BEGIN Data listing

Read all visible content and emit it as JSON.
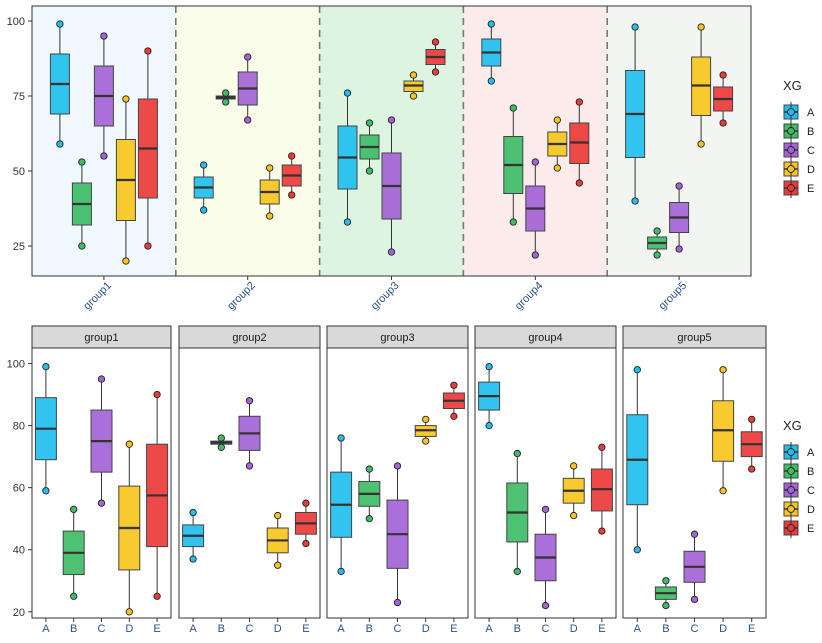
{
  "legend_title": "XG",
  "groups": [
    "group1",
    "group2",
    "group3",
    "group4",
    "group5"
  ],
  "series_names": [
    "A",
    "B",
    "C",
    "D",
    "E"
  ],
  "colors": {
    "A": "#1fbfef",
    "B": "#3dbd66",
    "C": "#a463d6",
    "D": "#f7c51d",
    "E": "#ec3a3a"
  },
  "panel_backgrounds": [
    "#eef8fd",
    "#fafdea",
    "#dcf4e0",
    "#fcebeb",
    "#f3f5f3"
  ],
  "chart_data": [
    {
      "type": "boxplot",
      "title": "",
      "layout": "grouped boxplot with shaded group bands",
      "x": [
        "group1",
        "group2",
        "group3",
        "group4",
        "group5"
      ],
      "ylim": [
        15,
        105
      ],
      "y_ticks": [
        25,
        50,
        75,
        100
      ],
      "x_tick_rotation": 45,
      "series": [
        {
          "name": "A",
          "boxes": [
            {
              "group": "group1",
              "min": 59,
              "q1": 69,
              "median": 79,
              "q3": 89,
              "max": 99
            },
            {
              "group": "group2",
              "min": 37,
              "q1": 41,
              "median": 44.5,
              "q3": 48,
              "max": 52
            },
            {
              "group": "group3",
              "min": 33,
              "q1": 44,
              "median": 54.5,
              "q3": 65,
              "max": 76
            },
            {
              "group": "group4",
              "min": 80,
              "q1": 85,
              "median": 89.5,
              "q3": 94,
              "max": 99
            },
            {
              "group": "group5",
              "min": 40,
              "q1": 54.5,
              "median": 69,
              "q3": 83.5,
              "max": 98
            }
          ]
        },
        {
          "name": "B",
          "boxes": [
            {
              "group": "group1",
              "min": 25,
              "q1": 32,
              "median": 39,
              "q3": 46,
              "max": 53
            },
            {
              "group": "group2",
              "min": 73,
              "q1": 74,
              "median": 74.5,
              "q3": 75,
              "max": 76
            },
            {
              "group": "group3",
              "min": 50,
              "q1": 54,
              "median": 58,
              "q3": 62,
              "max": 66
            },
            {
              "group": "group4",
              "min": 33,
              "q1": 42.5,
              "median": 52,
              "q3": 61.5,
              "max": 71
            },
            {
              "group": "group5",
              "min": 22,
              "q1": 24,
              "median": 26,
              "q3": 28,
              "max": 30
            }
          ]
        },
        {
          "name": "C",
          "boxes": [
            {
              "group": "group1",
              "min": 55,
              "q1": 65,
              "median": 75,
              "q3": 85,
              "max": 95
            },
            {
              "group": "group2",
              "min": 67,
              "q1": 72,
              "median": 77.5,
              "q3": 83,
              "max": 88
            },
            {
              "group": "group3",
              "min": 23,
              "q1": 34,
              "median": 45,
              "q3": 56,
              "max": 67
            },
            {
              "group": "group4",
              "min": 22,
              "q1": 30,
              "median": 37.5,
              "q3": 45,
              "max": 53
            },
            {
              "group": "group5",
              "min": 24,
              "q1": 29.5,
              "median": 34.5,
              "q3": 39.5,
              "max": 45
            }
          ]
        },
        {
          "name": "D",
          "boxes": [
            {
              "group": "group1",
              "min": 20,
              "q1": 33.5,
              "median": 47,
              "q3": 60.5,
              "max": 74
            },
            {
              "group": "group2",
              "min": 35,
              "q1": 39,
              "median": 43,
              "q3": 47,
              "max": 51
            },
            {
              "group": "group3",
              "min": 75,
              "q1": 76.5,
              "median": 78.5,
              "q3": 80,
              "max": 82
            },
            {
              "group": "group4",
              "min": 51,
              "q1": 55,
              "median": 59,
              "q3": 63,
              "max": 67
            },
            {
              "group": "group5",
              "min": 59,
              "q1": 68.5,
              "median": 78.5,
              "q3": 88,
              "max": 98
            }
          ]
        },
        {
          "name": "E",
          "boxes": [
            {
              "group": "group1",
              "min": 25,
              "q1": 41,
              "median": 57.5,
              "q3": 74,
              "max": 90
            },
            {
              "group": "group2",
              "min": 42,
              "q1": 45,
              "median": 48.5,
              "q3": 52,
              "max": 55
            },
            {
              "group": "group3",
              "min": 83,
              "q1": 85.5,
              "median": 88,
              "q3": 90.5,
              "max": 93
            },
            {
              "group": "group4",
              "min": 46,
              "q1": 52.5,
              "median": 59.5,
              "q3": 66,
              "max": 73
            },
            {
              "group": "group5",
              "min": 66,
              "q1": 70,
              "median": 74,
              "q3": 78,
              "max": 82
            }
          ]
        }
      ]
    },
    {
      "type": "boxplot",
      "title": "",
      "layout": "faceted boxplot, one panel per group",
      "facets": [
        "group1",
        "group2",
        "group3",
        "group4",
        "group5"
      ],
      "x_categories": [
        "A",
        "B",
        "C",
        "D",
        "E"
      ],
      "ylim": [
        18,
        105
      ],
      "y_ticks": [
        20,
        40,
        60,
        80,
        100
      ],
      "note": "same box statistics as the upper chart"
    }
  ]
}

END Data listing

Short problem » Reproduce the material above in full and without alteration, but skip all pictures.

Written response »
Read all visible content and emit it as JSON.
{
  "legend_title": "XG",
  "groups": [
    "group1",
    "group2",
    "group3",
    "group4",
    "group5"
  ],
  "series_names": [
    "A",
    "B",
    "C",
    "D",
    "E"
  ],
  "colors": {
    "A": "#1fbfef",
    "B": "#3dbd66",
    "C": "#a463d6",
    "D": "#f7c51d",
    "E": "#ec3a3a"
  },
  "panel_backgrounds": [
    "#eef8fd",
    "#fafdea",
    "#dcf4e0",
    "#fcebeb",
    "#f3f5f3"
  ],
  "chart_data": [
    {
      "type": "boxplot",
      "title": "",
      "layout": "grouped boxplot with shaded group bands",
      "x": [
        "group1",
        "group2",
        "group3",
        "group4",
        "group5"
      ],
      "ylim": [
        15,
        105
      ],
      "y_ticks": [
        25,
        50,
        75,
        100
      ],
      "x_tick_rotation": 45,
      "series": [
        {
          "name": "A",
          "boxes": [
            {
              "group": "group1",
              "min": 59,
              "q1": 69,
              "median": 79,
              "q3": 89,
              "max": 99
            },
            {
              "group": "group2",
              "min": 37,
              "q1": 41,
              "median": 44.5,
              "q3": 48,
              "max": 52
            },
            {
              "group": "group3",
              "min": 33,
              "q1": 44,
              "median": 54.5,
              "q3": 65,
              "max": 76
            },
            {
              "group": "group4",
              "min": 80,
              "q1": 85,
              "median": 89.5,
              "q3": 94,
              "max": 99
            },
            {
              "group": "group5",
              "min": 40,
              "q1": 54.5,
              "median": 69,
              "q3": 83.5,
              "max": 98
            }
          ]
        },
        {
          "name": "B",
          "boxes": [
            {
              "group": "group1",
              "min": 25,
              "q1": 32,
              "median": 39,
              "q3": 46,
              "max": 53
            },
            {
              "group": "group2",
              "min": 73,
              "q1": 74,
              "median": 74.5,
              "q3": 75,
              "max": 76
            },
            {
              "group": "group3",
              "min": 50,
              "q1": 54,
              "median": 58,
              "q3": 62,
              "max": 66
            },
            {
              "group": "group4",
              "min": 33,
              "q1": 42.5,
              "median": 52,
              "q3": 61.5,
              "max": 71
            },
            {
              "group": "group5",
              "min": 22,
              "q1": 24,
              "median": 26,
              "q3": 28,
              "max": 30
            }
          ]
        },
        {
          "name": "C",
          "boxes": [
            {
              "group": "group1",
              "min": 55,
              "q1": 65,
              "median": 75,
              "q3": 85,
              "max": 95
            },
            {
              "group": "group2",
              "min": 67,
              "q1": 72,
              "median": 77.5,
              "q3": 83,
              "max": 88
            },
            {
              "group": "group3",
              "min": 23,
              "q1": 34,
              "median": 45,
              "q3": 56,
              "max": 67
            },
            {
              "group": "group4",
              "min": 22,
              "q1": 30,
              "median": 37.5,
              "q3": 45,
              "max": 53
            },
            {
              "group": "group5",
              "min": 24,
              "q1": 29.5,
              "median": 34.5,
              "q3": 39.5,
              "max": 45
            }
          ]
        },
        {
          "name": "D",
          "boxes": [
            {
              "group": "group1",
              "min": 20,
              "q1": 33.5,
              "median": 47,
              "q3": 60.5,
              "max": 74
            },
            {
              "group": "group2",
              "min": 35,
              "q1": 39,
              "median": 43,
              "q3": 47,
              "max": 51
            },
            {
              "group": "group3",
              "min": 75,
              "q1": 76.5,
              "median": 78.5,
              "q3": 80,
              "max": 82
            },
            {
              "group": "group4",
              "min": 51,
              "q1": 55,
              "median": 59,
              "q3": 63,
              "max": 67
            },
            {
              "group": "group5",
              "min": 59,
              "q1": 68.5,
              "median": 78.5,
              "q3": 88,
              "max": 98
            }
          ]
        },
        {
          "name": "E",
          "boxes": [
            {
              "group": "group1",
              "min": 25,
              "q1": 41,
              "median": 57.5,
              "q3": 74,
              "max": 90
            },
            {
              "group": "group2",
              "min": 42,
              "q1": 45,
              "median": 48.5,
              "q3": 52,
              "max": 55
            },
            {
              "group": "group3",
              "min": 83,
              "q1": 85.5,
              "median": 88,
              "q3": 90.5,
              "max": 93
            },
            {
              "group": "group4",
              "min": 46,
              "q1": 52.5,
              "median": 59.5,
              "q3": 66,
              "max": 73
            },
            {
              "group": "group5",
              "min": 66,
              "q1": 70,
              "median": 74,
              "q3": 78,
              "max": 82
            }
          ]
        }
      ]
    },
    {
      "type": "boxplot",
      "title": "",
      "layout": "faceted boxplot, one panel per group",
      "facets": [
        "group1",
        "group2",
        "group3",
        "group4",
        "group5"
      ],
      "x_categories": [
        "A",
        "B",
        "C",
        "D",
        "E"
      ],
      "ylim": [
        18,
        105
      ],
      "y_ticks": [
        20,
        40,
        60,
        80,
        100
      ],
      "note": "same box statistics as the upper chart"
    }
  ]
}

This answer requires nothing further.